Each entry below is to be transcribed exactly.
# # #
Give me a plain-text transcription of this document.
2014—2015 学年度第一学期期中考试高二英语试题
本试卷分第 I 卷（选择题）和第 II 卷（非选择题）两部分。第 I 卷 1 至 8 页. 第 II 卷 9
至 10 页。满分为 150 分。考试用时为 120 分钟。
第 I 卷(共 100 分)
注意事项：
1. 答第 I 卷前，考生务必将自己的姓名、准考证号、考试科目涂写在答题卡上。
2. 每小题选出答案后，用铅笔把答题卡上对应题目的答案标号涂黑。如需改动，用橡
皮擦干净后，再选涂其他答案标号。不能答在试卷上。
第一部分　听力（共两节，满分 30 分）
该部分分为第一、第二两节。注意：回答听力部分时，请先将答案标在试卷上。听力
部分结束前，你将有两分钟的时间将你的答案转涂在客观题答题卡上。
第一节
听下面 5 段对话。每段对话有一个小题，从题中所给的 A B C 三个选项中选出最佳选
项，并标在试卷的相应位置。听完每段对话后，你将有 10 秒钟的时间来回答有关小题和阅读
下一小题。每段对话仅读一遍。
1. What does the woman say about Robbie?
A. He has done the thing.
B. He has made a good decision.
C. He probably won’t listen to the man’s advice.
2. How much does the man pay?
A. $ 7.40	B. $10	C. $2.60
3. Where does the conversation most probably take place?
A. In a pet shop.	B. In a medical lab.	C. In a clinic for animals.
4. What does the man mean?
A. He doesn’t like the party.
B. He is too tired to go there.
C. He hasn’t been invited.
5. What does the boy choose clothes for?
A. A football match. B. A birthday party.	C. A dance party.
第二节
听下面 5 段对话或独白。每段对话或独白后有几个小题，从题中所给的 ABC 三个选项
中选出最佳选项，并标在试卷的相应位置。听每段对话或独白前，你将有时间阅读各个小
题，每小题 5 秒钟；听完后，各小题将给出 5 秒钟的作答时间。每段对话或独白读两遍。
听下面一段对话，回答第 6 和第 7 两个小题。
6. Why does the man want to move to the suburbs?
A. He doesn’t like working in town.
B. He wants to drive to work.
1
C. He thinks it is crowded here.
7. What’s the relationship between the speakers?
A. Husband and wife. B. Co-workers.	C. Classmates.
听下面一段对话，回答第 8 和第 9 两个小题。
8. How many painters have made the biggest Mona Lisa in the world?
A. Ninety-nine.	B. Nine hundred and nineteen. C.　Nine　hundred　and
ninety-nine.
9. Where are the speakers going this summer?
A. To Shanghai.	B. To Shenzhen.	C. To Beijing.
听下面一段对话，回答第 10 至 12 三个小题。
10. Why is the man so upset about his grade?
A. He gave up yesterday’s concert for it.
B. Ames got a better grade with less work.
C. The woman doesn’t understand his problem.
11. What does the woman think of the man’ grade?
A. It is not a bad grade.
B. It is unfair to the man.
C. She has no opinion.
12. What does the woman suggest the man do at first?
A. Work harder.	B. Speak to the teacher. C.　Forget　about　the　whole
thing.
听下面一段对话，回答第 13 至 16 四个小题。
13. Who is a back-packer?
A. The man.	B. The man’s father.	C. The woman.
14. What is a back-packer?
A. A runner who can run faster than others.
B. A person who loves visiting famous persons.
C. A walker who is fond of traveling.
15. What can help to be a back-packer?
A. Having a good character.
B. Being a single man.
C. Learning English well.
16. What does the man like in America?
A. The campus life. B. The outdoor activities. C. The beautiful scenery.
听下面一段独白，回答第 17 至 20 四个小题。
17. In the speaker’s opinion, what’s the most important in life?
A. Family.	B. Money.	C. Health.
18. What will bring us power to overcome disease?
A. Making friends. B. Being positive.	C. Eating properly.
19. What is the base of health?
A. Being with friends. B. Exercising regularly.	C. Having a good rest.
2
# # #
• _Output for this task_
Give me a plain-text transcription of this document.
2014—2015 学年度第一学期期中考试高二英语试题
本试卷分第 I 卷（选择题）和第 II 卷（非选择题）两部分。第 I 卷 1 至 8 页. 第 II 卷 9
至 10 页。满分为 150 分。考试用时为 120 分钟。
第 I 卷(共 100 分)
注意事项：
1. 答第 I 卷前，考生务必将自己的姓名、准考证号、考试科目涂写在答题卡上。
2. 每小题选出答案后，用铅笔把答题卡上对应题目的答案标号涂黑。如需改动，用橡
皮擦干净后，再选涂其他答案标号。不能答在试卷上。
第一部分　听力（共两节，满分 30 分）
该部分分为第一、第二两节。注意：回答听力部分时，请先将答案标在试卷上。听力
部分结束前，你将有两分钟的时间将你的答案转涂在客观题答题卡上。
第一节
听下面 5 段对话。每段对话有一个小题，从题中所给的 A B C 三个选项中选出最佳选
项，并标在试卷的相应位置。听完每段对话后，你将有 10 秒钟的时间来回答有关小题和阅读
下一小题。每段对话仅读一遍。
1. What does the woman say about Robbie?
A. He has done the thing.
B. He has made a good decision.
C. He probably won’t listen to the man’s advice.
2. How much does the man pay?
A. $ 7.40	B. $10	C. $2.60
3. Where does the conversation most probably take place?
A. In a pet shop.	B. In a medical lab.	C. In a clinic for animals.
4. What does the man mean?
A. He doesn’t like the party.
B. He is too tired to go there.
C. He hasn’t been invited.
5. What does the boy choose clothes for?
A. A football match. B. A birthday party.	C. A dance party.
第二节
听下面 5 段对话或独白。每段对话或独白后有几个小题，从题中所给的 ABC 三个选项
中选出最佳选项，并标在试卷的相应位置。听每段对话或独白前，你将有时间阅读各个小
题，每小题 5 秒钟；听完后，各小题将给出 5 秒钟的作答时间。每段对话或独白读两遍。
听下面一段对话，回答第 6 和第 7 两个小题。
6. Why does the man want to move to the suburbs?
A. He doesn’t like working in town.
B. He wants to drive to work.
1
C. He thinks it is crowded here.
7. What’s the relationship between the speakers?
A. Husband and wife. B. Co-workers.	C. Classmates.
听下面一段对话，回答第 8 和第 9 两个小题。
8. How many painters have made the biggest Mona Lisa in the world?
A. Ninety-nine.	B. Nine hundred and nineteen. C.　Nine　hundred　and
ninety-nine.
9. Where are the speakers going this summer?
A. To Shanghai.	B. To Shenzhen.	C. To Beijing.
听下面一段对话，回答第 10 至 12 三个小题。
10. Why is the man so upset about his grade?
A. He gave up yesterday’s concert for it.
B. Ames got a better grade with less work.
C. The woman doesn’t understand his problem.
11. What does the woman think of the man’ grade?
A. It is not a bad grade.
B. It is unfair to the man.
C. She has no opinion.
12. What does the woman suggest the man do at first?
A. Work harder.	B. Speak to the teacher. C.　Forget　about　the　whole
thing.
听下面一段对话，回答第 13 至 16 四个小题。
13. Who is a back-packer?
A. The man.	B. The man’s father.	C. The woman.
14. What is a back-packer?
A. A runner who can run faster than others.
B. A person who loves visiting famous persons.
C. A walker who is fond of traveling.
15. What can help to be a back-packer?
A. Having a good character.
B. Being a single man.
C. Learning English well.
16. What does the man like in America?
A. The campus life. B. The outdoor activities. C. The beautiful scenery.
听下面一段独白，回答第 17 至 20 四个小题。
17. In the speaker’s opinion, what’s the most important in life?
A. Family.	B. Money.	C. Health.
18. What will bring us power to overcome disease?
A. Making friends. B. Being positive.	C. Eating properly.
19. What is the base of health?
A. Being with friends. B. Exercising regularly.	C. Having a good rest.
2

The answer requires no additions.